■ **Given exercise**:
Gather up the lines with the word "Bolivien" in them.

>>

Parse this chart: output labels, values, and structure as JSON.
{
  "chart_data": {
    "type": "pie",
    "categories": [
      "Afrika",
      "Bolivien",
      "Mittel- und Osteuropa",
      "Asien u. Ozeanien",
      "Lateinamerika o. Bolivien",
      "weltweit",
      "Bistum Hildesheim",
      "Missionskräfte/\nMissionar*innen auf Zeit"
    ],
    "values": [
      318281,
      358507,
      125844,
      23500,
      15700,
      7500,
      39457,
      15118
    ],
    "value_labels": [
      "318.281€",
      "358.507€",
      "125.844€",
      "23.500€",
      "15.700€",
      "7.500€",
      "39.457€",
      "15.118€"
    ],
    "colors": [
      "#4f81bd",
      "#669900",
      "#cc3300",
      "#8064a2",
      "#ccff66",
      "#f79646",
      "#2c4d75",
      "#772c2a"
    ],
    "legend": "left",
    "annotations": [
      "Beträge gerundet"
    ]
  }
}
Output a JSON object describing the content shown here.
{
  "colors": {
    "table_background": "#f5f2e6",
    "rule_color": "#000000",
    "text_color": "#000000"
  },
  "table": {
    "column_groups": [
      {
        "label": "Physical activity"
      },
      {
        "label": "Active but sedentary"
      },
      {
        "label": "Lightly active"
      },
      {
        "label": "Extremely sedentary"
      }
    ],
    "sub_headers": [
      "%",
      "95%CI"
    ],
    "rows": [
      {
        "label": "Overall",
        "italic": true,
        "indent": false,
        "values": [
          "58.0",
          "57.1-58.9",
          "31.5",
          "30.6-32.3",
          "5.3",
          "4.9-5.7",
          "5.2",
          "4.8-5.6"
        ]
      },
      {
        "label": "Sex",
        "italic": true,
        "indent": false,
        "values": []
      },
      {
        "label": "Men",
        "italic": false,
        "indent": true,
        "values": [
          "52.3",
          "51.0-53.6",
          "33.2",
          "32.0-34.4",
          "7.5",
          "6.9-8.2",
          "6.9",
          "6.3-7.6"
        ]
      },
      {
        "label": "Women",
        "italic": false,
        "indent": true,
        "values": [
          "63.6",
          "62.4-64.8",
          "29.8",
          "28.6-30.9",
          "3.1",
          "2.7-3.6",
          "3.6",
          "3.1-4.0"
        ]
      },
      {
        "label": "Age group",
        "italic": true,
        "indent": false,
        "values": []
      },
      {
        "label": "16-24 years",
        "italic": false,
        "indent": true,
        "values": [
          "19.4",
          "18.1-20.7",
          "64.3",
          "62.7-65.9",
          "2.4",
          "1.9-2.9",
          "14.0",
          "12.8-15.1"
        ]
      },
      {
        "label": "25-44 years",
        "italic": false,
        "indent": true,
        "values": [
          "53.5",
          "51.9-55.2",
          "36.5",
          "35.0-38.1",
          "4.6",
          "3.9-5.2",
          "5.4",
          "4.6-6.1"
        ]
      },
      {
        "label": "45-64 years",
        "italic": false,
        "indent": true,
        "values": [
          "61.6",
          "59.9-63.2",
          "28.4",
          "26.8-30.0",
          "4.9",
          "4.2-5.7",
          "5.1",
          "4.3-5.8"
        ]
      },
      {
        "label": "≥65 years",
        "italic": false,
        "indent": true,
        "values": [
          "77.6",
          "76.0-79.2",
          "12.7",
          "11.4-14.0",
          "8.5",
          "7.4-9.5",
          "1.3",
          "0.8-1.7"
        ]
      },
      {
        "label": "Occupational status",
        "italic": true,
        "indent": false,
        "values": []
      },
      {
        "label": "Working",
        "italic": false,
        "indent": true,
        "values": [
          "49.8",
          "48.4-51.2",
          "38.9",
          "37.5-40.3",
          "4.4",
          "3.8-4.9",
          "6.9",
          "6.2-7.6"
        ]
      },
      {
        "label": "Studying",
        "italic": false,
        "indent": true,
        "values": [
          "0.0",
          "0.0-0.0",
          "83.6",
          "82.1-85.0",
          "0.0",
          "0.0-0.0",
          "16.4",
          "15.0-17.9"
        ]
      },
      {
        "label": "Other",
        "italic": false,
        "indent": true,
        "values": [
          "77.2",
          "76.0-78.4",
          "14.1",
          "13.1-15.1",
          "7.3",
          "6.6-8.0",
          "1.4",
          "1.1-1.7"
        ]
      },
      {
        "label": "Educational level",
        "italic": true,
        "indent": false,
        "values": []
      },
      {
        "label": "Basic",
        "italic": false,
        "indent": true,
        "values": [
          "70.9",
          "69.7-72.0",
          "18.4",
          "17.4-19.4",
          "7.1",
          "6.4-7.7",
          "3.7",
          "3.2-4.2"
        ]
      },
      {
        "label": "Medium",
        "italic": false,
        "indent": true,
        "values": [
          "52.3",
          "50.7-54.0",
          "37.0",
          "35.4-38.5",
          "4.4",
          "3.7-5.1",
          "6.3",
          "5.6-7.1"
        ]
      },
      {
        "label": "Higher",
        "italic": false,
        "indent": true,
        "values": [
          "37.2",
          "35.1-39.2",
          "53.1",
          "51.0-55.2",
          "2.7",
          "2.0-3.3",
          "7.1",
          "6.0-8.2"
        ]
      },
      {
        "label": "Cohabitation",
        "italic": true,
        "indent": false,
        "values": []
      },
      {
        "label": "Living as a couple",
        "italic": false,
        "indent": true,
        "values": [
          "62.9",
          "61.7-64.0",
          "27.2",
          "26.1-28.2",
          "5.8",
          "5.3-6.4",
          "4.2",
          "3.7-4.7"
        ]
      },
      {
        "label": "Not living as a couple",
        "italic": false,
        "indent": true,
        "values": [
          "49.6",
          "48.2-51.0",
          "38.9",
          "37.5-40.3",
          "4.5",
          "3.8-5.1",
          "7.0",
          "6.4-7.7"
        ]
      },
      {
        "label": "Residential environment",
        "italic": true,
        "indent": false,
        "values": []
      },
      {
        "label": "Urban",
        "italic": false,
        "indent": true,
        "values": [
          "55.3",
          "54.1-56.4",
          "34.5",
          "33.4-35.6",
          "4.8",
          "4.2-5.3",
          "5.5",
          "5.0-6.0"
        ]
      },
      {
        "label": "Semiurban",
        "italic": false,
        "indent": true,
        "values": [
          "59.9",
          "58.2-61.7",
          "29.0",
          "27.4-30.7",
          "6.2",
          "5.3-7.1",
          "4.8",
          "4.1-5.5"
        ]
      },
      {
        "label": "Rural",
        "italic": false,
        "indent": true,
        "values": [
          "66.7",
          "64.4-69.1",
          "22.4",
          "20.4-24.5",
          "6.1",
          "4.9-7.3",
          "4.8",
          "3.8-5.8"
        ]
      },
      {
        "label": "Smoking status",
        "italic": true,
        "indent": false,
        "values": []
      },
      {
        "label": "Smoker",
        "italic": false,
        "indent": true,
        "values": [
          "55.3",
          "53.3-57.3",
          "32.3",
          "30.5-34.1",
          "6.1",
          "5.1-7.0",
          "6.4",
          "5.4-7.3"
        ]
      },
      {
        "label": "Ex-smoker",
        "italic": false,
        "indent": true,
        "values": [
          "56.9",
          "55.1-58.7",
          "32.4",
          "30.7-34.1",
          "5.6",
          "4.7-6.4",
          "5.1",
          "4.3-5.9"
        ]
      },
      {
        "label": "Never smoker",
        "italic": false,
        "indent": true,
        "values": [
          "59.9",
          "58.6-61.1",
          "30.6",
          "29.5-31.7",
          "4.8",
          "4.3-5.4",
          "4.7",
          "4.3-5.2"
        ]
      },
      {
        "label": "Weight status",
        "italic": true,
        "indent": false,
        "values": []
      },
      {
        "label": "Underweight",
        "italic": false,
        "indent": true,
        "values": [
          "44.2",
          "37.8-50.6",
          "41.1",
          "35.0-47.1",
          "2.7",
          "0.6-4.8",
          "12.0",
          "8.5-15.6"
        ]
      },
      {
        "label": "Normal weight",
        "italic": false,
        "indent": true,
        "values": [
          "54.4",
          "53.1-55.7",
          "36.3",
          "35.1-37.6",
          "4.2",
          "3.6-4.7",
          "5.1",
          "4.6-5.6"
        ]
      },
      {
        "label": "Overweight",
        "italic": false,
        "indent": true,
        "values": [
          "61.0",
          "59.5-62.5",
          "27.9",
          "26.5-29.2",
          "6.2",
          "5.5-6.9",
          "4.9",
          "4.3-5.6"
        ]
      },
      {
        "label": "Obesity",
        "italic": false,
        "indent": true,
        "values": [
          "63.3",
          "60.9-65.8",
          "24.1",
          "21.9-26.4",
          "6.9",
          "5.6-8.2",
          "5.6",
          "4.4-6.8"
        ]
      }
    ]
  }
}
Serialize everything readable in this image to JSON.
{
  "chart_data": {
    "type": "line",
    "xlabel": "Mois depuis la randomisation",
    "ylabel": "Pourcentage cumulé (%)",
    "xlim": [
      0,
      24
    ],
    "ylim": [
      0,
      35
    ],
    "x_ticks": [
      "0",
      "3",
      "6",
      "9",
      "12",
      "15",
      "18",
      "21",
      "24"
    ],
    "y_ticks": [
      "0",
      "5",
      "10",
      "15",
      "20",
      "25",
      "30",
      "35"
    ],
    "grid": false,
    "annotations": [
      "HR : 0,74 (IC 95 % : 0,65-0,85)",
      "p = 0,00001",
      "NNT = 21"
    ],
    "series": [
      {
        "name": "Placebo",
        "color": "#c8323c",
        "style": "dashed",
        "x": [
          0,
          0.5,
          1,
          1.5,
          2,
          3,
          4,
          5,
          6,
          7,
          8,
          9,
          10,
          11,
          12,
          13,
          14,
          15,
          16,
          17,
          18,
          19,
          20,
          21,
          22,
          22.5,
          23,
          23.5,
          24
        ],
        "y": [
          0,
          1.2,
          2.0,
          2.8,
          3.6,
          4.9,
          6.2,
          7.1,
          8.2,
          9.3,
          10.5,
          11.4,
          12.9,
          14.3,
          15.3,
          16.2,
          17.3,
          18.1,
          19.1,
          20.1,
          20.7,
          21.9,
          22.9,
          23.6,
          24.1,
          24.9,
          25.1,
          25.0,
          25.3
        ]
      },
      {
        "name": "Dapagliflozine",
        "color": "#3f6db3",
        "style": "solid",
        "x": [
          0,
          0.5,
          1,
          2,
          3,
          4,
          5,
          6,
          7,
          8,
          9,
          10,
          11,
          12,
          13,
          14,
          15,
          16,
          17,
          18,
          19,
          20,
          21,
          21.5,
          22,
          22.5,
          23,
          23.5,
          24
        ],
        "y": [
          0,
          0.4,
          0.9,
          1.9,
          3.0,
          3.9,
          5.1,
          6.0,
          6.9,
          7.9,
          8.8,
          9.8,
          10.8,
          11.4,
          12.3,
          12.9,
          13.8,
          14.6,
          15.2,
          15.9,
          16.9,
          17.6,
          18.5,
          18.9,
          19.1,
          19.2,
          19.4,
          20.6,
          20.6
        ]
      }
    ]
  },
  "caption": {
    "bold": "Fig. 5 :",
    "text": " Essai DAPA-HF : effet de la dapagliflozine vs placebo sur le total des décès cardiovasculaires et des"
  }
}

<<

■ **The reply**:
      "Bolivien",
      "Lateinamerika o. Bolivien",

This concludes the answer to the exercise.